[Begin Recorded data]

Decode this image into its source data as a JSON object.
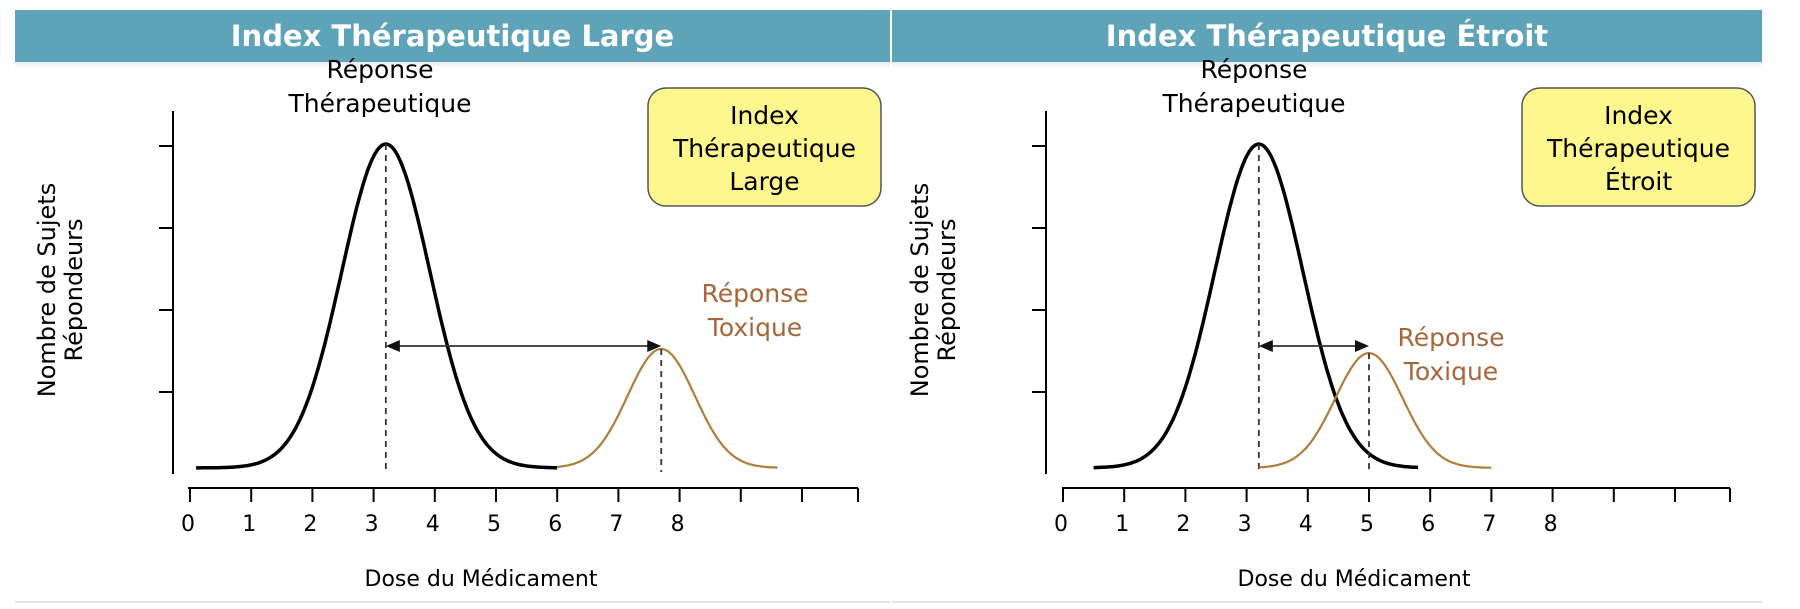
{
  "colors": {
    "banner": "#5ea3b7",
    "therapeutic_curve": "#000000",
    "toxic_curve": "#b07d3c",
    "toxic_label": "#a5673a",
    "box_fill": "#fdf78e",
    "box_border": "#555555"
  },
  "chart_data": [
    {
      "type": "line",
      "title": "Index Thérapeutique Large",
      "xlabel": "Dose du Médicament",
      "ylabel": [
        "Nombre de Sujets",
        "Répondeurs"
      ],
      "xticks": [
        "0",
        "1",
        "2",
        "3",
        "4",
        "5",
        "6",
        "7",
        "8"
      ],
      "xlim": [
        0,
        10.5
      ],
      "ylim": [
        0,
        4
      ],
      "box_label": [
        "Index",
        "Thérapeutique",
        "Large"
      ],
      "series": [
        {
          "name": "Réponse Thérapeutique",
          "label_lines": [
            "Réponse",
            "Thérapeutique"
          ],
          "peak_x": 3.2,
          "peak_y": 4.0,
          "sigma": 0.72,
          "x_range": [
            0.1,
            6.0
          ],
          "baseline": 0.05
        },
        {
          "name": "Réponse Toxique",
          "label_lines": [
            "Réponse",
            "Toxique"
          ],
          "peak_x": 7.7,
          "peak_y": 1.5,
          "sigma": 0.55,
          "x_range": [
            6.0,
            9.6
          ],
          "baseline": 0.05
        }
      ],
      "arrow": {
        "from_x": 3.2,
        "to_x": 7.7,
        "y": 1.5
      }
    },
    {
      "type": "line",
      "title": "Index Thérapeutique Étroit",
      "xlabel": "Dose du Médicament",
      "ylabel": [
        "Nombre de Sujets",
        "Répondeurs"
      ],
      "xticks": [
        "0",
        "1",
        "2",
        "3",
        "4",
        "5",
        "6",
        "7",
        "8"
      ],
      "xlim": [
        0,
        10.5
      ],
      "ylim": [
        0,
        4
      ],
      "box_label": [
        "Index",
        "Thérapeutique",
        "Étroit"
      ],
      "series": [
        {
          "name": "Réponse Thérapeutique",
          "label_lines": [
            "Réponse",
            "Thérapeutique"
          ],
          "peak_x": 3.2,
          "peak_y": 4.0,
          "sigma": 0.72,
          "x_range": [
            0.5,
            5.8
          ],
          "baseline": 0.05
        },
        {
          "name": "Réponse Toxique",
          "label_lines": [
            "Réponse",
            "Toxique"
          ],
          "peak_x": 5.0,
          "peak_y": 1.45,
          "sigma": 0.55,
          "x_range": [
            3.2,
            7.0
          ],
          "baseline": 0.05
        }
      ],
      "arrow": {
        "from_x": 3.2,
        "to_x": 5.0,
        "y": 1.5
      }
    }
  ]
}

[End Recorded data]

Stated problem: All of the entries above should be copied exactly, except for the pictures.

Written response:
Decode this image into its source data as a JSON object.
{
  "colors": {
    "banner": "#5ea3b7",
    "therapeutic_curve": "#000000",
    "toxic_curve": "#b07d3c",
    "toxic_label": "#a5673a",
    "box_fill": "#fdf78e",
    "box_border": "#555555"
  },
  "chart_data": [
    {
      "type": "line",
      "title": "Index Thérapeutique Large",
      "xlabel": "Dose du Médicament",
      "ylabel": [
        "Nombre de Sujets",
        "Répondeurs"
      ],
      "xticks": [
        "0",
        "1",
        "2",
        "3",
        "4",
        "5",
        "6",
        "7",
        "8"
      ],
      "xlim": [
        0,
        10.5
      ],
      "ylim": [
        0,
        4
      ],
      "box_label": [
        "Index",
        "Thérapeutique",
        "Large"
      ],
      "series": [
        {
          "name": "Réponse Thérapeutique",
          "label_lines": [
            "Réponse",
            "Thérapeutique"
          ],
          "peak_x": 3.2,
          "peak_y": 4.0,
          "sigma": 0.72,
          "x_range": [
            0.1,
            6.0
          ],
          "baseline": 0.05
        },
        {
          "name": "Réponse Toxique",
          "label_lines": [
            "Réponse",
            "Toxique"
          ],
          "peak_x": 7.7,
          "peak_y": 1.5,
          "sigma": 0.55,
          "x_range": [
            6.0,
            9.6
          ],
          "baseline": 0.05
        }
      ],
      "arrow": {
        "from_x": 3.2,
        "to_x": 7.7,
        "y": 1.5
      }
    },
    {
      "type": "line",
      "title": "Index Thérapeutique Étroit",
      "xlabel": "Dose du Médicament",
      "ylabel": [
        "Nombre de Sujets",
        "Répondeurs"
      ],
      "xticks": [
        "0",
        "1",
        "2",
        "3",
        "4",
        "5",
        "6",
        "7",
        "8"
      ],
      "xlim": [
        0,
        10.5
      ],
      "ylim": [
        0,
        4
      ],
      "box_label": [
        "Index",
        "Thérapeutique",
        "Étroit"
      ],
      "series": [
        {
          "name": "Réponse Thérapeutique",
          "label_lines": [
            "Réponse",
            "Thérapeutique"
          ],
          "peak_x": 3.2,
          "peak_y": 4.0,
          "sigma": 0.72,
          "x_range": [
            0.5,
            5.8
          ],
          "baseline": 0.05
        },
        {
          "name": "Réponse Toxique",
          "label_lines": [
            "Réponse",
            "Toxique"
          ],
          "peak_x": 5.0,
          "peak_y": 1.45,
          "sigma": 0.55,
          "x_range": [
            3.2,
            7.0
          ],
          "baseline": 0.05
        }
      ],
      "arrow": {
        "from_x": 3.2,
        "to_x": 5.0,
        "y": 1.5
      }
    }
  ]
}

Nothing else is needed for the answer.